Records from a dataset

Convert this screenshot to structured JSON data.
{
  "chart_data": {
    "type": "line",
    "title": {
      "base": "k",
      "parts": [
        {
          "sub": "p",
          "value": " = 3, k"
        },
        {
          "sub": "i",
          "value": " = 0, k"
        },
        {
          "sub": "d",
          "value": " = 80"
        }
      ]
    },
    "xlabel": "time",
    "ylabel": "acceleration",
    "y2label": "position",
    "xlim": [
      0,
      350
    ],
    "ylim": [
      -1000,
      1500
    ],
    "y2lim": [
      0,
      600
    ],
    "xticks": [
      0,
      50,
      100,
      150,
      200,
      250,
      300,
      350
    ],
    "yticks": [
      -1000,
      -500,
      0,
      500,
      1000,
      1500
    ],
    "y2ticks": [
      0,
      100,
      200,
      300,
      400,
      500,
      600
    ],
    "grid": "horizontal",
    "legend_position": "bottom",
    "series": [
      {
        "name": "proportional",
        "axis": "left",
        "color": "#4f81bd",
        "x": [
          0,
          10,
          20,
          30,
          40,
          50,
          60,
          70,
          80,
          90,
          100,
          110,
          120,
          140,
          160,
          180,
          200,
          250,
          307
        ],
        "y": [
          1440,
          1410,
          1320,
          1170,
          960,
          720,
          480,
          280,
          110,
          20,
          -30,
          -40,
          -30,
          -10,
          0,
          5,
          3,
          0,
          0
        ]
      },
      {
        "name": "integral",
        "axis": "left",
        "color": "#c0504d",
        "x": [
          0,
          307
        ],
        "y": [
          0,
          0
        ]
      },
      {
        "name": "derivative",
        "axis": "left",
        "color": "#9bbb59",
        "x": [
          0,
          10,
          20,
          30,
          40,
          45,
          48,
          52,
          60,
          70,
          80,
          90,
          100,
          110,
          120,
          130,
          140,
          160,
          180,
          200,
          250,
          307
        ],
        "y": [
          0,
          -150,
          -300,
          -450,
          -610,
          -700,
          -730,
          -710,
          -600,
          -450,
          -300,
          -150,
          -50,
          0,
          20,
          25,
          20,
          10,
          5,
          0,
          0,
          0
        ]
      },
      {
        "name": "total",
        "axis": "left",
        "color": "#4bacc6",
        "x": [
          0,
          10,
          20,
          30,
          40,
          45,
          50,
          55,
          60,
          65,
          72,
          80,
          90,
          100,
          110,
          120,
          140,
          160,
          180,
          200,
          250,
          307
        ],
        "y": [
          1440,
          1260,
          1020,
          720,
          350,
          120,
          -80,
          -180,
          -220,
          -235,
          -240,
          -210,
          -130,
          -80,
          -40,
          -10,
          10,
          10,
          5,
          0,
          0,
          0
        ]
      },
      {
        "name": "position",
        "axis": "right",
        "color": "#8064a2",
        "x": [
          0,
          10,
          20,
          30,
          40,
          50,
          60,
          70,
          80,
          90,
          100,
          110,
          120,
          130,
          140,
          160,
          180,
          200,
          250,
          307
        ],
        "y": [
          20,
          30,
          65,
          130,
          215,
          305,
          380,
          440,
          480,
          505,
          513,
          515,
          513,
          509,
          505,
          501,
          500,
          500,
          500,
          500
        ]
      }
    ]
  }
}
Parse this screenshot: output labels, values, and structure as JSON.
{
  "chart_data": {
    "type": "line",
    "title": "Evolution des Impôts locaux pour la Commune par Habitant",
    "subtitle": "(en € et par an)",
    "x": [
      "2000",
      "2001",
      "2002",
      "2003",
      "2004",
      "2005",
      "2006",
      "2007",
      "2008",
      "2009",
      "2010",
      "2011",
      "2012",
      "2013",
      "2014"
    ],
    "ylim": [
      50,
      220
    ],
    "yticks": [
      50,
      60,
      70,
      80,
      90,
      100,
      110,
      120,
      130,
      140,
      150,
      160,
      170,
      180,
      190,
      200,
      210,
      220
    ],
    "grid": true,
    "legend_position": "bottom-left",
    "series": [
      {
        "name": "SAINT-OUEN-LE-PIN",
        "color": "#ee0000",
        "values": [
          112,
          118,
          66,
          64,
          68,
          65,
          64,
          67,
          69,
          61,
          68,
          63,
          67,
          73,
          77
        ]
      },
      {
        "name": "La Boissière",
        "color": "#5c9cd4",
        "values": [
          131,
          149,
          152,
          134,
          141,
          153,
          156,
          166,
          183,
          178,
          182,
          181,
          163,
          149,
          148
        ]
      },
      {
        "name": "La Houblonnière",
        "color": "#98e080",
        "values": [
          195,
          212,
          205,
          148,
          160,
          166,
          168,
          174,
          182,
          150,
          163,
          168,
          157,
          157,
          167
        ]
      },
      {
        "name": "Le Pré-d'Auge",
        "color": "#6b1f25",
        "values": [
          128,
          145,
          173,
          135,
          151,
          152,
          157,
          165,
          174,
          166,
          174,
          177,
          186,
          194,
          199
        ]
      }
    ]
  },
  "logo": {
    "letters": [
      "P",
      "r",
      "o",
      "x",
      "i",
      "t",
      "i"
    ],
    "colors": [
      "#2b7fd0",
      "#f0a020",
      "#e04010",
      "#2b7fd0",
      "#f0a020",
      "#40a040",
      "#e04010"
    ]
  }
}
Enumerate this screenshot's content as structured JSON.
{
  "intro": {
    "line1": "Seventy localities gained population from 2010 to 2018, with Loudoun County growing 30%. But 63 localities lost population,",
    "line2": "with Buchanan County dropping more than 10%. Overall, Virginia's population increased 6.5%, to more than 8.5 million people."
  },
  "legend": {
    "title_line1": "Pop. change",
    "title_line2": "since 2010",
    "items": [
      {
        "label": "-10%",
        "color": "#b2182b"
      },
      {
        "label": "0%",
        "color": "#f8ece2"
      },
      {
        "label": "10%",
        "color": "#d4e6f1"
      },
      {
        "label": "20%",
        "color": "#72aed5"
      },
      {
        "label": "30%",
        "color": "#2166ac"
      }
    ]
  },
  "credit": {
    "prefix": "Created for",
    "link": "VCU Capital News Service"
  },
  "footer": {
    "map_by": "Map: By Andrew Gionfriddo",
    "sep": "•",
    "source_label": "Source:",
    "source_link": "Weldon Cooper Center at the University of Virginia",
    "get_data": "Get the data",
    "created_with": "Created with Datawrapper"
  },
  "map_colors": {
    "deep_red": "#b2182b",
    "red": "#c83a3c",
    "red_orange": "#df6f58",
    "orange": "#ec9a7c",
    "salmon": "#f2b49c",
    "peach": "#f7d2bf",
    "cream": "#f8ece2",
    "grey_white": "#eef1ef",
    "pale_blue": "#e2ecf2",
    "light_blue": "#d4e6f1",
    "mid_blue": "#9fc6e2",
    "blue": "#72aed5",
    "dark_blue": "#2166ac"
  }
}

Task objective
Reproduce the listing above word for word.

Response
Convert this screenshot to structured JSON data.
{
  "chart_data": {
    "type": "line",
    "title": {
      "base": "k",
      "parts": [
        {
          "sub": "p",
          "value": " = 3, k"
        },
        {
          "sub": "i",
          "value": " = 0, k"
        },
        {
          "sub": "d",
          "value": " = 80"
        }
      ]
    },
    "xlabel": "time",
    "ylabel": "acceleration",
    "y2label": "position",
    "xlim": [
      0,
      350
    ],
    "ylim": [
      -1000,
      1500
    ],
    "y2lim": [
      0,
      600
    ],
    "xticks": [
      0,
      50,
      100,
      150,
      200,
      250,
      300,
      350
    ],
    "yticks": [
      -1000,
      -500,
      0,
      500,
      1000,
      1500
    ],
    "y2ticks": [
      0,
      100,
      200,
      300,
      400,
      500,
      600
    ],
    "grid": "horizontal",
    "legend_position": "bottom",
    "series": [
      {
        "name": "proportional",
        "axis": "left",
        "color": "#4f81bd",
        "x": [
          0,
          10,
          20,
          30,
          40,
          50,
          60,
          70,
          80,
          90,
          100,
          110,
          120,
          140,
          160,
          180,
          200,
          250,
          307
        ],
        "y": [
          1440,
          1410,
          1320,
          1170,
          960,
          720,
          480,
          280,
          110,
          20,
          -30,
          -40,
          -30,
          -10,
          0,
          5,
          3,
          0,
          0
        ]
      },
      {
        "name": "integral",
        "axis": "left",
        "color": "#c0504d",
        "x": [
          0,
          307
        ],
        "y": [
          0,
          0
        ]
      },
      {
        "name": "derivative",
        "axis": "left",
        "color": "#9bbb59",
        "x": [
          0,
          10,
          20,
          30,
          40,
          45,
          48,
          52,
          60,
          70,
          80,
          90,
          100,
          110,
          120,
          130,
          140,
          160,
          180,
          200,
          250,
          307
        ],
        "y": [
          0,
          -150,
          -300,
          -450,
          -610,
          -700,
          -730,
          -710,
          -600,
          -450,
          -300,
          -150,
          -50,
          0,
          20,
          25,
          20,
          10,
          5,
          0,
          0,
          0
        ]
      },
      {
        "name": "total",
        "axis": "left",
        "color": "#4bacc6",
        "x": [
          0,
          10,
          20,
          30,
          40,
          45,
          50,
          55,
          60,
          65,
          72,
          80,
          90,
          100,
          110,
          120,
          140,
          160,
          180,
          200,
          250,
          307
        ],
        "y": [
          1440,
          1260,
          1020,
          720,
          350,
          120,
          -80,
          -180,
          -220,
          -235,
          -240,
          -210,
          -130,
          -80,
          -40,
          -10,
          10,
          10,
          5,
          0,
          0,
          0
        ]
      },
      {
        "name": "position",
        "axis": "right",
        "color": "#8064a2",
        "x": [
          0,
          10,
          20,
          30,
          40,
          50,
          60,
          70,
          80,
          90,
          100,
          110,
          120,
          130,
          140,
          160,
          180,
          200,
          250,
          307
        ],
        "y": [
          20,
          30,
          65,
          130,
          215,
          305,
          380,
          440,
          480,
          505,
          513,
          515,
          513,
          509,
          505,
          501,
          500,
          500,
          500,
          500
        ]
      }
    ]
  }
}
Parse this screenshot: output labels, values, and structure as JSON.
{
  "chart_data": {
    "type": "line",
    "title": "Evolution des Impôts locaux pour la Commune par Habitant",
    "subtitle": "(en € et par an)",
    "x": [
      "2000",
      "2001",
      "2002",
      "2003",
      "2004",
      "2005",
      "2006",
      "2007",
      "2008",
      "2009",
      "2010",
      "2011",
      "2012",
      "2013",
      "2014"
    ],
    "ylim": [
      50,
      220
    ],
    "yticks": [
      50,
      60,
      70,
      80,
      90,
      100,
      110,
      120,
      130,
      140,
      150,
      160,
      170,
      180,
      190,
      200,
      210,
      220
    ],
    "grid": true,
    "legend_position": "bottom-left",
    "series": [
      {
        "name": "SAINT-OUEN-LE-PIN",
        "color": "#ee0000",
        "values": [
          112,
          118,
          66,
          64,
          68,
          65,
          64,
          67,
          69,
          61,
          68,
          63,
          67,
          73,
          77
        ]
      },
      {
        "name": "La Boissière",
        "color": "#5c9cd4",
        "values": [
          131,
          149,
          152,
          134,
          141,
          153,
          156,
          166,
          183,
          178,
          182,
          181,
          163,
          149,
          148
        ]
      },
      {
        "name": "La Houblonnière",
        "color": "#98e080",
        "values": [
          195,
          212,
          205,
          148,
          160,
          166,
          168,
          174,
          182,
          150,
          163,
          168,
          157,
          157,
          167
        ]
      },
      {
        "name": "Le Pré-d'Auge",
        "color": "#6b1f25",
        "values": [
          128,
          145,
          173,
          135,
          151,
          152,
          157,
          165,
          174,
          166,
          174,
          177,
          186,
          194,
          199
        ]
      }
    ]
  },
  "logo": {
    "letters": [
      "P",
      "r",
      "o",
      "x",
      "i",
      "t",
      "i"
    ],
    "colors": [
      "#2b7fd0",
      "#f0a020",
      "#e04010",
      "#2b7fd0",
      "#f0a020",
      "#40a040",
      "#e04010"
    ]
  }
}
Enumerate this screenshot's content as structured JSON.
{
  "intro": {
    "line1": "Seventy localities gained population from 2010 to 2018, with Loudoun County growing 30%. But 63 localities lost population,",
    "line2": "with Buchanan County dropping more than 10%. Overall, Virginia's population increased 6.5%, to more than 8.5 million people."
  },
  "legend": {
    "title_line1": "Pop. change",
    "title_line2": "since 2010",
    "items": [
      {
        "label": "-10%",
        "color": "#b2182b"
      },
      {
        "label": "0%",
        "color": "#f8ece2"
      },
      {
        "label": "10%",
        "color": "#d4e6f1"
      },
      {
        "label": "20%",
        "color": "#72aed5"
      },
      {
        "label": "30%",
        "color": "#2166ac"
      }
    ]
  },
  "credit": {
    "prefix": "Created for",
    "link": "VCU Capital News Service"
  },
  "footer": {
    "map_by": "Map: By Andrew Gionfriddo",
    "sep": "•",
    "source_label": "Source:",
    "source_link": "Weldon Cooper Center at the University of Virginia",
    "get_data": "Get the data",
    "created_with": "Created with Datawrapper"
  },
  "map_colors": {
    "deep_red": "#b2182b",
    "red": "#c83a3c",
    "red_orange": "#df6f58",
    "orange": "#ec9a7c",
    "salmon": "#f2b49c",
    "peach": "#f7d2bf",
    "cream": "#f8ece2",
    "grey_white": "#eef1ef",
    "pale_blue": "#e2ecf2",
    "light_blue": "#d4e6f1",
    "mid_blue": "#9fc6e2",
    "blue": "#72aed5",
    "dark_blue": "#2166ac"
  }
}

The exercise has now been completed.